··· Provided information

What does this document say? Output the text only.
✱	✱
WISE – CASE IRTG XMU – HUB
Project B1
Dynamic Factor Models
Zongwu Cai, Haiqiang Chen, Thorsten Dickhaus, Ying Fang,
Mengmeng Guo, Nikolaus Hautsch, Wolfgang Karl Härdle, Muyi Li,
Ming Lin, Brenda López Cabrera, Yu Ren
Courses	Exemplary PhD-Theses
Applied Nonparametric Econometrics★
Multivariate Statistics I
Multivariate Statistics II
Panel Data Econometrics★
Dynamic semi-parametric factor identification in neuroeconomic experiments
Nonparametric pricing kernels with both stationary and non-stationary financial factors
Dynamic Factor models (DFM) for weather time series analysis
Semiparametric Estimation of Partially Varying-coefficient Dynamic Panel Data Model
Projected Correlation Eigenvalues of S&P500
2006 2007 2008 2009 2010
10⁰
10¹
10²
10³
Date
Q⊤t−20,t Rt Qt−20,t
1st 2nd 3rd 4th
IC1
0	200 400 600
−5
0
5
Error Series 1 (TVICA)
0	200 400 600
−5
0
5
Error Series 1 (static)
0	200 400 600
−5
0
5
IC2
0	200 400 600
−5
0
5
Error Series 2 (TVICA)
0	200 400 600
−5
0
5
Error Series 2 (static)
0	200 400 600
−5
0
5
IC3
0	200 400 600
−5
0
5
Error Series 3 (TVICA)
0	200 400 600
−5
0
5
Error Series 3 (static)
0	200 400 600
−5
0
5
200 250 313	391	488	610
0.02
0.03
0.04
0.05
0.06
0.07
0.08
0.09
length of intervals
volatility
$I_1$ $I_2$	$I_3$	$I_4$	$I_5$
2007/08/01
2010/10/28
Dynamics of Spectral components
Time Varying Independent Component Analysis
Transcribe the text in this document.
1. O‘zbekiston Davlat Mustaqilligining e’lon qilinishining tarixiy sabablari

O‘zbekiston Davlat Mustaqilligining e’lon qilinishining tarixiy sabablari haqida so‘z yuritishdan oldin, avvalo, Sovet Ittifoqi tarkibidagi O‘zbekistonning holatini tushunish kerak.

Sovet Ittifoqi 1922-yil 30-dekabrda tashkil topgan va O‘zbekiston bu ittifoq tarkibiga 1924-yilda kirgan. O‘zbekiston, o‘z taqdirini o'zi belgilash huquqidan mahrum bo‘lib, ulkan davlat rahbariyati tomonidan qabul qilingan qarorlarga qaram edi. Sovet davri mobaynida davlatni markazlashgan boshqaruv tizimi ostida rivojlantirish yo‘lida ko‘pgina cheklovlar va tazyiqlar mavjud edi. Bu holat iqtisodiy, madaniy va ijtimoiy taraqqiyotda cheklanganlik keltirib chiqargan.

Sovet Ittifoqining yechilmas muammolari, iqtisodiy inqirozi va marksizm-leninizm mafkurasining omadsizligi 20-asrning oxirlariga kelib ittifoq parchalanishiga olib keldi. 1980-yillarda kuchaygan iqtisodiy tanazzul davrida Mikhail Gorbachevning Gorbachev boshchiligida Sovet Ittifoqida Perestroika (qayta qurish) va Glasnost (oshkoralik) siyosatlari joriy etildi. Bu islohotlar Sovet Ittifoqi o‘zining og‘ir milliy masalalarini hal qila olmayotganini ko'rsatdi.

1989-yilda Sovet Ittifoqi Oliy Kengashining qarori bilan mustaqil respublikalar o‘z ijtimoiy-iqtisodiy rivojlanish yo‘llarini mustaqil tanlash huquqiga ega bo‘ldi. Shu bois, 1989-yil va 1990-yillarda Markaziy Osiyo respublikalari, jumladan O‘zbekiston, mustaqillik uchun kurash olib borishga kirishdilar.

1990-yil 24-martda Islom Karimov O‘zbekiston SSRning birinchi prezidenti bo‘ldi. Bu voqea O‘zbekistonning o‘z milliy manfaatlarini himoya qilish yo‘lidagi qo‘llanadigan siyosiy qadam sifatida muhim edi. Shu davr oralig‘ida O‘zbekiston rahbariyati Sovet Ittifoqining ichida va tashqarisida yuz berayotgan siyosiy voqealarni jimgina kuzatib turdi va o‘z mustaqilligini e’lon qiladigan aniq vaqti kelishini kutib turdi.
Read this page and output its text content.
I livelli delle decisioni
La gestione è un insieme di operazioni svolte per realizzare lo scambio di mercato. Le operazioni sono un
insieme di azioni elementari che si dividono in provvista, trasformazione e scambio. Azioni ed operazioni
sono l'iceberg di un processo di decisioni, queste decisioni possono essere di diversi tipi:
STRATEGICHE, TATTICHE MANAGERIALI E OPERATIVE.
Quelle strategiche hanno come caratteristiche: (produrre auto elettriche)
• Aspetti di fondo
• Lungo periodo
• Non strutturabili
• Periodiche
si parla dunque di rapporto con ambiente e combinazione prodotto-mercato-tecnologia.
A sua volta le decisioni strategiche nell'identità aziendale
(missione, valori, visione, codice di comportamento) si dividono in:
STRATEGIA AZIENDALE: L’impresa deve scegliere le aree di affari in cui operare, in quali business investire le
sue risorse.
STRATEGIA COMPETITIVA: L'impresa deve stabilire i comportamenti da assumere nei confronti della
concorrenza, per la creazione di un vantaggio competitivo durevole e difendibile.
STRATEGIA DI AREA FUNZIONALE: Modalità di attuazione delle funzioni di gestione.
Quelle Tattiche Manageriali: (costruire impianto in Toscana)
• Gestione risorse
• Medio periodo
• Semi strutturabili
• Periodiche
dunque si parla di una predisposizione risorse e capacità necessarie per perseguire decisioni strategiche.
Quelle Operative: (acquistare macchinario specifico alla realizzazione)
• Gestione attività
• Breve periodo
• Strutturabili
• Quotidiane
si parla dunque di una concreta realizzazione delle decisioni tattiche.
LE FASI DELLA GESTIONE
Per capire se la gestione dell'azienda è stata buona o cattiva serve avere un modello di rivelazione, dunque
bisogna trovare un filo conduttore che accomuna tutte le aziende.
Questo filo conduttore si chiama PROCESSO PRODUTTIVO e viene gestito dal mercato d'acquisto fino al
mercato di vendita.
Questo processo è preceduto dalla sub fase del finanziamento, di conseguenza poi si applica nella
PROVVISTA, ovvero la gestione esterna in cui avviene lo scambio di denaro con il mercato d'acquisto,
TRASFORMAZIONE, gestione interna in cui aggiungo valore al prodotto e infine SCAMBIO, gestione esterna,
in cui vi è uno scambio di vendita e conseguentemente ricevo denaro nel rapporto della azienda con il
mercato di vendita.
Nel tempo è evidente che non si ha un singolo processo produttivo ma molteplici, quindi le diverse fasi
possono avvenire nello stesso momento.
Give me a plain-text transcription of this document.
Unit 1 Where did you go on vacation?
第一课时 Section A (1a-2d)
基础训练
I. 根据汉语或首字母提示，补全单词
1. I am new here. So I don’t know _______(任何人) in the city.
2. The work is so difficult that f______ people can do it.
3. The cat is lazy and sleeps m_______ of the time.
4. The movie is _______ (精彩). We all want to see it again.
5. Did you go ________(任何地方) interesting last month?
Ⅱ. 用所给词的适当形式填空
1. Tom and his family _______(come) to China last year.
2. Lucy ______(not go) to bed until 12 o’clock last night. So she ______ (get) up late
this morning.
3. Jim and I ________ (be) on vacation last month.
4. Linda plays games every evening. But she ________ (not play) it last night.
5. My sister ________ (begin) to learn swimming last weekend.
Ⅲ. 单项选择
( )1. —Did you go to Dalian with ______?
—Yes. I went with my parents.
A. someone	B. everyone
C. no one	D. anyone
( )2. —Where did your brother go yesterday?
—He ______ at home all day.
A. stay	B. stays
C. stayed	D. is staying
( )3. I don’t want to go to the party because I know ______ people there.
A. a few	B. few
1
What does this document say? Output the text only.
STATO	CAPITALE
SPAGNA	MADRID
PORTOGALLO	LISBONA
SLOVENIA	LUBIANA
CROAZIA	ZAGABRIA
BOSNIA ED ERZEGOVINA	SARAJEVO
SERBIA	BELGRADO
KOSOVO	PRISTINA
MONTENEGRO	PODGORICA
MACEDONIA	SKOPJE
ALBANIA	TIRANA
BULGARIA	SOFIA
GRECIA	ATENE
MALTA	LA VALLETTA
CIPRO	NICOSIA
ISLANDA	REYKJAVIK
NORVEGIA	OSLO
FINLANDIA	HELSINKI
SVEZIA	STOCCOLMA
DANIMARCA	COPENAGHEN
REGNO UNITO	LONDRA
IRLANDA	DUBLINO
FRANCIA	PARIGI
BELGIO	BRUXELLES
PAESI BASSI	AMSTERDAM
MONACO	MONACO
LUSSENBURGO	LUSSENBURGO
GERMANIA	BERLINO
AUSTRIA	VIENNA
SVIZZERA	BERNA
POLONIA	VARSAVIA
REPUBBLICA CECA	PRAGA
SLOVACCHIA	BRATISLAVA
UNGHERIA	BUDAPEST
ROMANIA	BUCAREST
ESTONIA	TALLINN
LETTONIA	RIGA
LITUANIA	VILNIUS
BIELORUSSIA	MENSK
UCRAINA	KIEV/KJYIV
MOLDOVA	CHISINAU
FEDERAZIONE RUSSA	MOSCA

······

# Task to carry out:
Extract all lines containing the word "TVICA".

# Response:
Error Series 1 (TVICA)
Error Series 2 (TVICA)
Error Series 3 (TVICA)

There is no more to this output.